### The data
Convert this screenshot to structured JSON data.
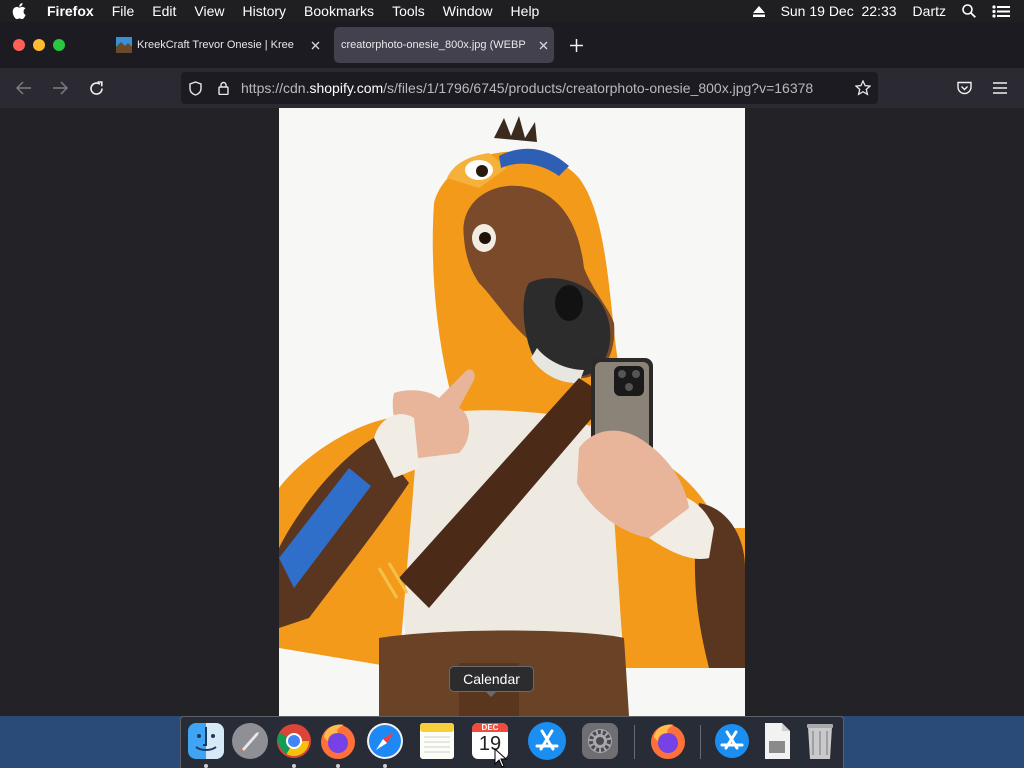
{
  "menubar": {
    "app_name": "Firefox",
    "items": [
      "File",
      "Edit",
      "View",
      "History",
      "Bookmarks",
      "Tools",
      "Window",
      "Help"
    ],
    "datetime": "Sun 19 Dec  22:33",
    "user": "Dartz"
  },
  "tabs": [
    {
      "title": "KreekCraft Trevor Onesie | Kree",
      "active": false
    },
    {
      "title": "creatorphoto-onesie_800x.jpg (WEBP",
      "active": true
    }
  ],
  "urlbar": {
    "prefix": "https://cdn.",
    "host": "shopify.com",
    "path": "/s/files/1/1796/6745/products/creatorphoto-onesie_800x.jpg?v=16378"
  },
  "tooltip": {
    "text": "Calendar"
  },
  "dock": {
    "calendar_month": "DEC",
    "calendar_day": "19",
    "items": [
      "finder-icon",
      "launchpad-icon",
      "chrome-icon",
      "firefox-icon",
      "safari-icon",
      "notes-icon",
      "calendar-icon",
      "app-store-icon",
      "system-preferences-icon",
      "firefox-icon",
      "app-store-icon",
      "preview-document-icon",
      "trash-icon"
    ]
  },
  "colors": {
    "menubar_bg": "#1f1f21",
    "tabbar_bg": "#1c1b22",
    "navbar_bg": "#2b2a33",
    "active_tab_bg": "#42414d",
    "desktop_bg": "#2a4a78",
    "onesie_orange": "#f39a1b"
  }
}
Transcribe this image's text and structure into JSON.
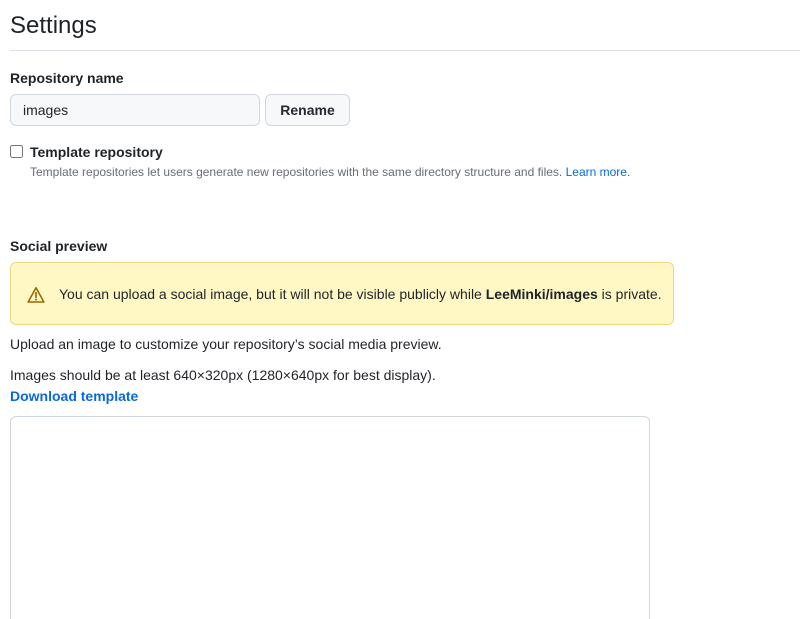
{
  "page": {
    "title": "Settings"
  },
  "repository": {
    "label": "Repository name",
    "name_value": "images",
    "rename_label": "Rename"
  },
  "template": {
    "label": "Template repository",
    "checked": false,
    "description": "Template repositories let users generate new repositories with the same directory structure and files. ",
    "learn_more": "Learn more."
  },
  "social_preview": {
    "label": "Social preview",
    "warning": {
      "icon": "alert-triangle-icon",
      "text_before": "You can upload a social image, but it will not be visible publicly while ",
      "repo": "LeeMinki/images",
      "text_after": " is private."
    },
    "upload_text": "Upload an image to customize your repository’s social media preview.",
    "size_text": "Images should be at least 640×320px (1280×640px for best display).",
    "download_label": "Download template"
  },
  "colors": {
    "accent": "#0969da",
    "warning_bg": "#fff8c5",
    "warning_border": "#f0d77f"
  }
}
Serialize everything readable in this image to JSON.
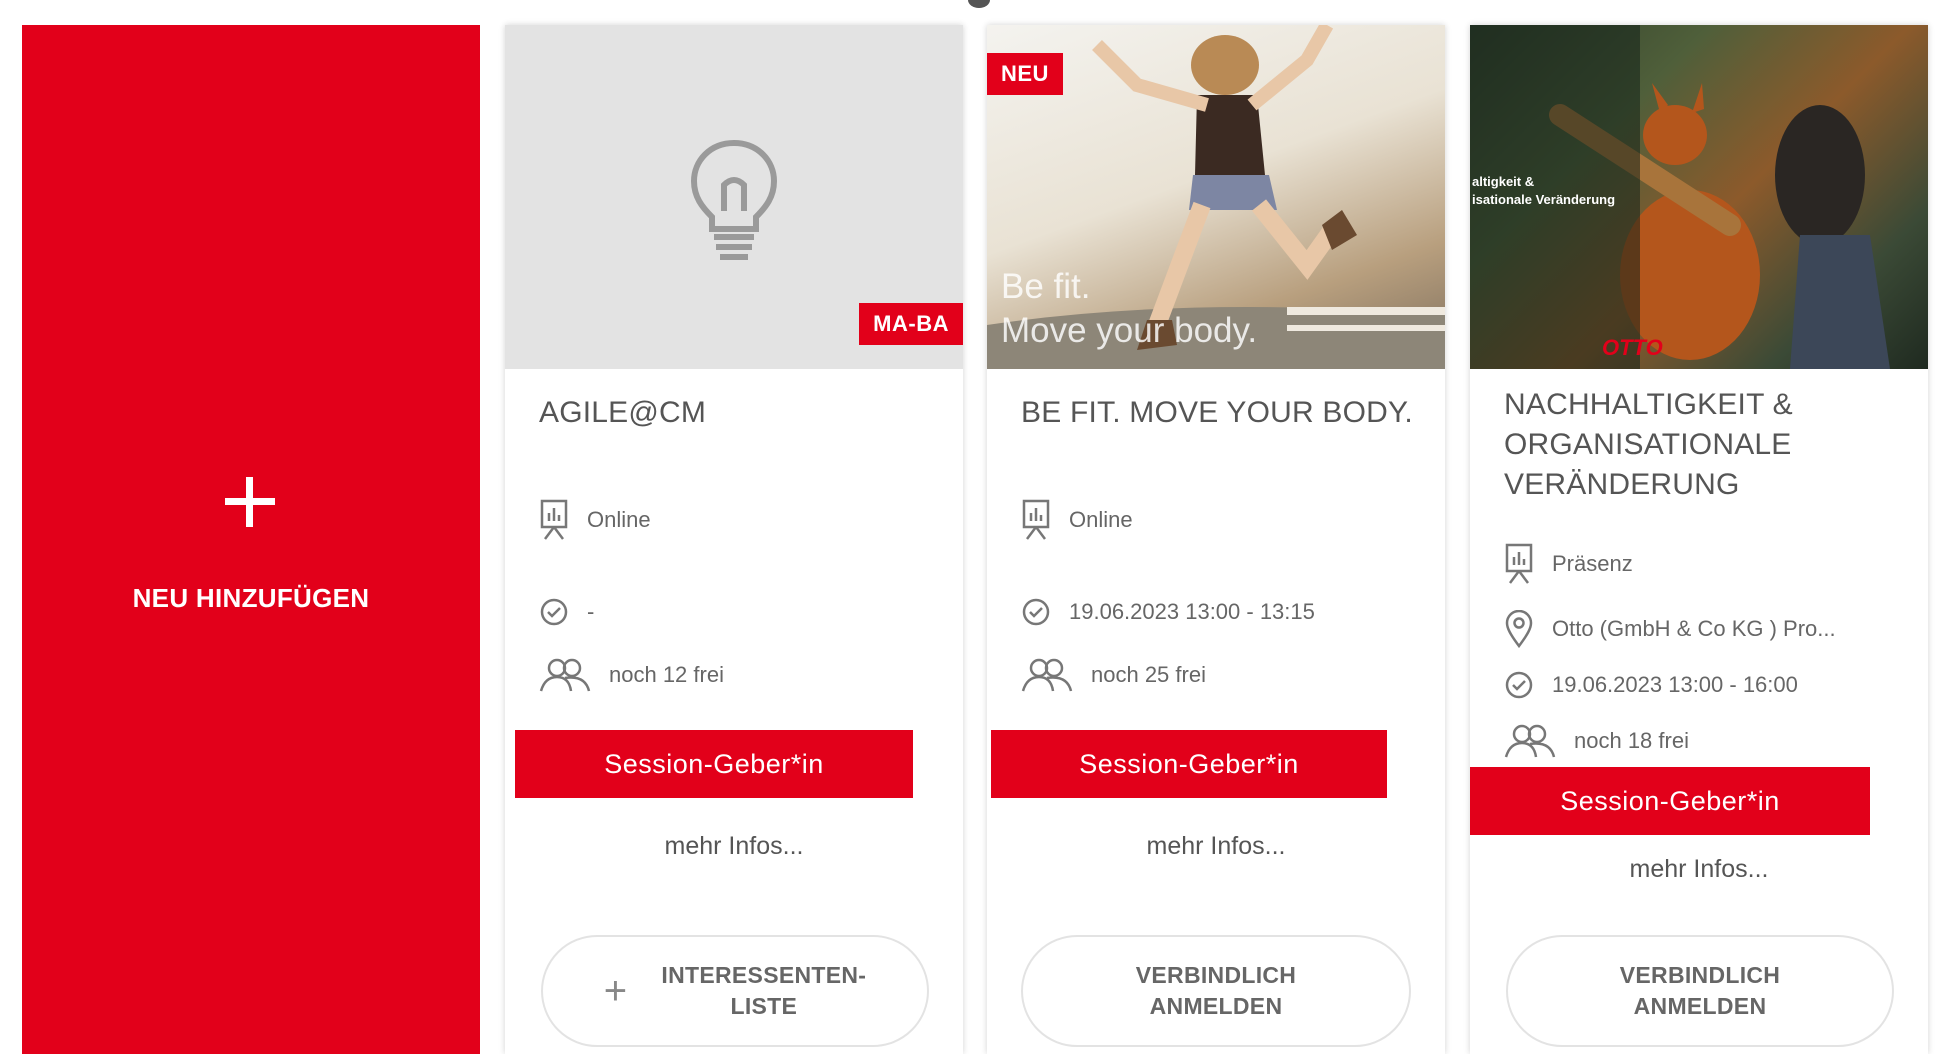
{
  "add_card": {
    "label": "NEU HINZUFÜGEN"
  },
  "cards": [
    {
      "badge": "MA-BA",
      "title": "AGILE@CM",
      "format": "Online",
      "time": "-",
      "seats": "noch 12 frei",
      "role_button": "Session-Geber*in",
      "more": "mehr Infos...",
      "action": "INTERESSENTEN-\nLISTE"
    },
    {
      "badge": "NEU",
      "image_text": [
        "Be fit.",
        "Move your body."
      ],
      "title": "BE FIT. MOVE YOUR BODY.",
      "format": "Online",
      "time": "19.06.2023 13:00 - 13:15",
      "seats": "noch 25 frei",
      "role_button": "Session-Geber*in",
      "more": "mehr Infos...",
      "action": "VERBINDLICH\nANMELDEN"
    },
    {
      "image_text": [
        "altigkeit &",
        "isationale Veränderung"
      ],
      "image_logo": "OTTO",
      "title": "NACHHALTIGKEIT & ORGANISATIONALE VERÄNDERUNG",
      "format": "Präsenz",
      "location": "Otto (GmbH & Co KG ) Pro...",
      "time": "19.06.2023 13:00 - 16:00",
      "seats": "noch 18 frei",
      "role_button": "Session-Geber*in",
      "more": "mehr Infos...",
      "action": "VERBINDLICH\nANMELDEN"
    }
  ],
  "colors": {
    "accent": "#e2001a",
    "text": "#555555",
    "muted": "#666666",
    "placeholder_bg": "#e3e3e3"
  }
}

### What needs to be done
Omit the pictures and output all of the other material exactly.

### Output of the task
Convert this screenshot to structured JSON data.
{
  "menubar": {
    "app_name": "Firefox",
    "items": [
      "File",
      "Edit",
      "View",
      "History",
      "Bookmarks",
      "Tools",
      "Window",
      "Help"
    ],
    "datetime": "Sun 19 Dec  22:33",
    "user": "Dartz"
  },
  "tabs": [
    {
      "title": "KreekCraft Trevor Onesie | Kree",
      "active": false
    },
    {
      "title": "creatorphoto-onesie_800x.jpg (WEBP",
      "active": true
    }
  ],
  "urlbar": {
    "prefix": "https://cdn.",
    "host": "shopify.com",
    "path": "/s/files/1/1796/6745/products/creatorphoto-onesie_800x.jpg?v=16378"
  },
  "tooltip": {
    "text": "Calendar"
  },
  "dock": {
    "calendar_month": "DEC",
    "calendar_day": "19",
    "items": [
      "finder-icon",
      "launchpad-icon",
      "chrome-icon",
      "firefox-icon",
      "safari-icon",
      "notes-icon",
      "calendar-icon",
      "app-store-icon",
      "system-preferences-icon",
      "firefox-icon",
      "app-store-icon",
      "preview-document-icon",
      "trash-icon"
    ]
  },
  "colors": {
    "menubar_bg": "#1f1f21",
    "tabbar_bg": "#1c1b22",
    "navbar_bg": "#2b2a33",
    "active_tab_bg": "#42414d",
    "desktop_bg": "#2a4a78",
    "onesie_orange": "#f39a1b"
  }
}
Transcribe this image's text and structure into JSON.
{
  "page": {
    "title": "Settings"
  },
  "repository": {
    "label": "Repository name",
    "name_value": "images",
    "rename_label": "Rename"
  },
  "template": {
    "label": "Template repository",
    "checked": false,
    "description": "Template repositories let users generate new repositories with the same directory structure and files. ",
    "learn_more": "Learn more."
  },
  "social_preview": {
    "label": "Social preview",
    "warning": {
      "icon": "alert-triangle-icon",
      "text_before": "You can upload a social image, but it will not be visible publicly while ",
      "repo": "LeeMinki/images",
      "text_after": " is private."
    },
    "upload_text": "Upload an image to customize your repository’s social media preview.",
    "size_text": "Images should be at least 640×320px (1280×640px for best display).",
    "download_label": "Download template"
  },
  "colors": {
    "accent": "#0969da",
    "warning_bg": "#fff8c5",
    "warning_border": "#f0d77f"
  }
}
Serialize everything readable in this image to JSON.
{
  "add_card": {
    "label": "NEU HINZUFÜGEN"
  },
  "cards": [
    {
      "badge": "MA-BA",
      "title": "AGILE@CM",
      "format": "Online",
      "time": "-",
      "seats": "noch 12 frei",
      "role_button": "Session-Geber*in",
      "more": "mehr Infos...",
      "action": "INTERESSENTEN-\nLISTE"
    },
    {
      "badge": "NEU",
      "image_text": [
        "Be fit.",
        "Move your body."
      ],
      "title": "BE FIT. MOVE YOUR BODY.",
      "format": "Online",
      "time": "19.06.2023 13:00 - 13:15",
      "seats": "noch 25 frei",
      "role_button": "Session-Geber*in",
      "more": "mehr Infos...",
      "action": "VERBINDLICH\nANMELDEN"
    },
    {
      "image_text": [
        "altigkeit &",
        "isationale Veränderung"
      ],
      "image_logo": "OTTO",
      "title": "NACHHALTIGKEIT & ORGANISATIONALE VERÄNDERUNG",
      "format": "Präsenz",
      "location": "Otto (GmbH & Co KG ) Pro...",
      "time": "19.06.2023 13:00 - 16:00",
      "seats": "noch 18 frei",
      "role_button": "Session-Geber*in",
      "more": "mehr Infos...",
      "action": "VERBINDLICH\nANMELDEN"
    }
  ],
  "colors": {
    "accent": "#e2001a",
    "text": "#555555",
    "muted": "#666666",
    "placeholder_bg": "#e3e3e3"
  }
}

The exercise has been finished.